Copy the line containing "Enumerate this screenshot's", then all lines after it up to and including the final line of the material, exactly and without additions.

___ DATA LISTING ___

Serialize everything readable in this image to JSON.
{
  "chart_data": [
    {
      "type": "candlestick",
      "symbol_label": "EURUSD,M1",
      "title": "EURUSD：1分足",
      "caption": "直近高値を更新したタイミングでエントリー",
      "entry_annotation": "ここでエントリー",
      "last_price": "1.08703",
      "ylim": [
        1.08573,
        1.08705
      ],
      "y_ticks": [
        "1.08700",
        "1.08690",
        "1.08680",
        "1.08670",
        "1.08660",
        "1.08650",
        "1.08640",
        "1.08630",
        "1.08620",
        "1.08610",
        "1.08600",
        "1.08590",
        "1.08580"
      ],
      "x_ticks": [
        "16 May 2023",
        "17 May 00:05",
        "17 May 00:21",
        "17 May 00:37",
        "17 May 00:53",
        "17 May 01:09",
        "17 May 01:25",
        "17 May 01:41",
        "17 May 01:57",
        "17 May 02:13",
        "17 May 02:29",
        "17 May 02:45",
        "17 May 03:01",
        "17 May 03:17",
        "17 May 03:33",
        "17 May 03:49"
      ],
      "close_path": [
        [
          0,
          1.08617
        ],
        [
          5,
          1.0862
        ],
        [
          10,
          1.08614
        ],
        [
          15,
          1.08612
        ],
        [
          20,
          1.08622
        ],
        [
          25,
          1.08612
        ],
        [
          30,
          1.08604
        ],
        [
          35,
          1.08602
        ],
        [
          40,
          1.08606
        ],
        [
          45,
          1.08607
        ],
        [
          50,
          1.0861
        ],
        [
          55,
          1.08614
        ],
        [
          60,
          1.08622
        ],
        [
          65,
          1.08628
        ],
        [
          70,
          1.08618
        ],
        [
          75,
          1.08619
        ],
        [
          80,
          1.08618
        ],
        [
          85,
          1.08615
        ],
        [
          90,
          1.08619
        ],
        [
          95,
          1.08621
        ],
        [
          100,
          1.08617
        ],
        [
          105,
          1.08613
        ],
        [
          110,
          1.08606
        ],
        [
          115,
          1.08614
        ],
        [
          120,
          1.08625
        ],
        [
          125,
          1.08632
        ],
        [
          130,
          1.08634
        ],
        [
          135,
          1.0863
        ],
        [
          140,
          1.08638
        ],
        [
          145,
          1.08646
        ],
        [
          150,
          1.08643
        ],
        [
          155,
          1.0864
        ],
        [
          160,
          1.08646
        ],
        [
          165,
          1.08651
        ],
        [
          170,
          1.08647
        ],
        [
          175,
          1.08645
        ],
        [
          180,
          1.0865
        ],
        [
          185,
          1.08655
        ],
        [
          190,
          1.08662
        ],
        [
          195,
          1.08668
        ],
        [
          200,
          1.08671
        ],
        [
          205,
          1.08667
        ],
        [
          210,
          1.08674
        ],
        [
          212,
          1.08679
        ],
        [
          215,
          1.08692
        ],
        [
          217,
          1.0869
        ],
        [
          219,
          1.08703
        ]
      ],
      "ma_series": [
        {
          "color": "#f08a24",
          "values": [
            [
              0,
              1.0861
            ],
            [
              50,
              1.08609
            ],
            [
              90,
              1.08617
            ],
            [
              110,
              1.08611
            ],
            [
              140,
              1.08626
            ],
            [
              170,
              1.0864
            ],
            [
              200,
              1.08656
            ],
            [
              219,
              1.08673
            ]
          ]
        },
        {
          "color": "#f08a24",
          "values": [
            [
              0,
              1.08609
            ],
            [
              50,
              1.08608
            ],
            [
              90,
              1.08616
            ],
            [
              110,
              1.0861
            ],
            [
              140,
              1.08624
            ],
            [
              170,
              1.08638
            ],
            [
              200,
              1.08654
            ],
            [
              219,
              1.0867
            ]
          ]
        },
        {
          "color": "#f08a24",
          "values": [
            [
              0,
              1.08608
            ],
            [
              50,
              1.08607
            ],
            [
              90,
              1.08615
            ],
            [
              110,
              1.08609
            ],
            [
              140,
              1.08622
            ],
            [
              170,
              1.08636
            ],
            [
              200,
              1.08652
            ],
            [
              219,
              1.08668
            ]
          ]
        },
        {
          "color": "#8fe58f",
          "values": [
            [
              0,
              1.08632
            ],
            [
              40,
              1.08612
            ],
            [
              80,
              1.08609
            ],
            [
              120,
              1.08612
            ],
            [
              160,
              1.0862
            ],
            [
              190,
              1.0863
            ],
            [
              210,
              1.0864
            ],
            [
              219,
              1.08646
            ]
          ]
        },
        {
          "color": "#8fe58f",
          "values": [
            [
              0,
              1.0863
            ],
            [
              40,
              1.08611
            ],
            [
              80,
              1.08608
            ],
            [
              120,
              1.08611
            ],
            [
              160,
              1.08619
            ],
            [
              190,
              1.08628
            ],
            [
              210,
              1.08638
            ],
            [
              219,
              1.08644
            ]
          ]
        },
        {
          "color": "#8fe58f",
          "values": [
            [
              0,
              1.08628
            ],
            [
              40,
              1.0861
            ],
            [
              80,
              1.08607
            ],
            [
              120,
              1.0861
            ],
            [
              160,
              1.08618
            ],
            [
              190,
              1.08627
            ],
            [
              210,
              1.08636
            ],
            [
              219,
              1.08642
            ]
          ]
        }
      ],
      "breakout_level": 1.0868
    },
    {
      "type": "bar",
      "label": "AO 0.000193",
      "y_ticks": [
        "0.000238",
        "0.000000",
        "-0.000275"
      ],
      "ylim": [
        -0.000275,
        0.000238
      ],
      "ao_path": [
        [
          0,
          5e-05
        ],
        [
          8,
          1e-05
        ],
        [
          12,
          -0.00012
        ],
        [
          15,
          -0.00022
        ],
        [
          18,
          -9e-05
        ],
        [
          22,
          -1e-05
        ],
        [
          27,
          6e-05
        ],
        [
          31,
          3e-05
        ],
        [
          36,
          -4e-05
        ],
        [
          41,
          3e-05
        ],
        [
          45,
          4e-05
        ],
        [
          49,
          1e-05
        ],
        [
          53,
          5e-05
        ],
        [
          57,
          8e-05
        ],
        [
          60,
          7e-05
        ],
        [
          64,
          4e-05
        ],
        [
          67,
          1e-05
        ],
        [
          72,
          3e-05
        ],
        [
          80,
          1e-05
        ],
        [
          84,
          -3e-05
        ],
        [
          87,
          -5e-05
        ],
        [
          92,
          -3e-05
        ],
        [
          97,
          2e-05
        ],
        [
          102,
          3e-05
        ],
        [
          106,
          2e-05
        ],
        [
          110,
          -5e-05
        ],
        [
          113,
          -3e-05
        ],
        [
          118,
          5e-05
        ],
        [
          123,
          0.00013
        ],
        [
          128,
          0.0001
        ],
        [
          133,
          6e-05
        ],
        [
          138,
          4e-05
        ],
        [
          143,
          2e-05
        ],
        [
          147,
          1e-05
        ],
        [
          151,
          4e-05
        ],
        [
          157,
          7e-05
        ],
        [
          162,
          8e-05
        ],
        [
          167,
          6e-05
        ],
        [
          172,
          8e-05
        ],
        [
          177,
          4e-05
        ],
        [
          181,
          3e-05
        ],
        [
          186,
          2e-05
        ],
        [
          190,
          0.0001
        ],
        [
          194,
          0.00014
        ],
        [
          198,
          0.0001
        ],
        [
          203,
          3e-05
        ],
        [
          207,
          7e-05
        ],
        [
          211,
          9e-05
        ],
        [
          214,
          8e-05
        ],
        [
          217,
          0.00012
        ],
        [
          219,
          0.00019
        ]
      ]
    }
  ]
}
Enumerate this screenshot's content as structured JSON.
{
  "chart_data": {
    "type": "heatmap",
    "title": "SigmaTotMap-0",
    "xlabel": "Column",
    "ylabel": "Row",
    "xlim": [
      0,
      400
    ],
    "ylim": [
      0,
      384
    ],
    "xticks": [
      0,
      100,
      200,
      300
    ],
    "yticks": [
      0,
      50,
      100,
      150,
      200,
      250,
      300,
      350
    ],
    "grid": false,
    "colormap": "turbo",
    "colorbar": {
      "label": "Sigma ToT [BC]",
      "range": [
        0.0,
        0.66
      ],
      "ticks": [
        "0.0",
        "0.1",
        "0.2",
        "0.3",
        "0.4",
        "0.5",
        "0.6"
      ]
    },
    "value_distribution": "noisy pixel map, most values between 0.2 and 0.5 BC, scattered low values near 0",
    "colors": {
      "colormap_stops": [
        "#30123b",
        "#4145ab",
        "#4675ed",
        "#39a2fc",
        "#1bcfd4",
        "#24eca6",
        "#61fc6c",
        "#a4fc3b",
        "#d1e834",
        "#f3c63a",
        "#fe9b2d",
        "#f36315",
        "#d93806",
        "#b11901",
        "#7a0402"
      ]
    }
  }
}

___

RESULT:
Enumerate this screenshot's content as structured JSON.
{
  "chart_data": {
    "type": "heatmap",
    "title": "SigmaTotMap-0",
    "xlabel": "Column",
    "ylabel": "Row",
    "xlim": [
      0,
      400
    ],
    "ylim": [
      0,
      384
    ],
    "xticks": [
      0,
      100,
      200,
      300
    ],
    "yticks": [
      0,
      50,
      100,
      150,
      200,
      250,
      300,
      350
    ],
    "grid": false,
    "colormap": "turbo",
    "colorbar": {
      "label": "Sigma ToT [BC]",
      "range": [
        0.0,
        0.66
      ],
      "ticks": [
        "0.0",
        "0.1",
        "0.2",
        "0.3",
        "0.4",
        "0.5",
        "0.6"
      ]
    },
    "value_distribution": "noisy pixel map, most values between 0.2 and 0.5 BC, scattered low values near 0",
    "colors": {
      "colormap_stops": [
        "#30123b",
        "#4145ab",
        "#4675ed",
        "#39a2fc",
        "#1bcfd4",
        "#24eca6",
        "#61fc6c",
        "#a4fc3b",
        "#d1e834",
        "#f3c63a",
        "#fe9b2d",
        "#f36315",
        "#d93806",
        "#b11901",
        "#7a0402"
      ]
    }
  }
}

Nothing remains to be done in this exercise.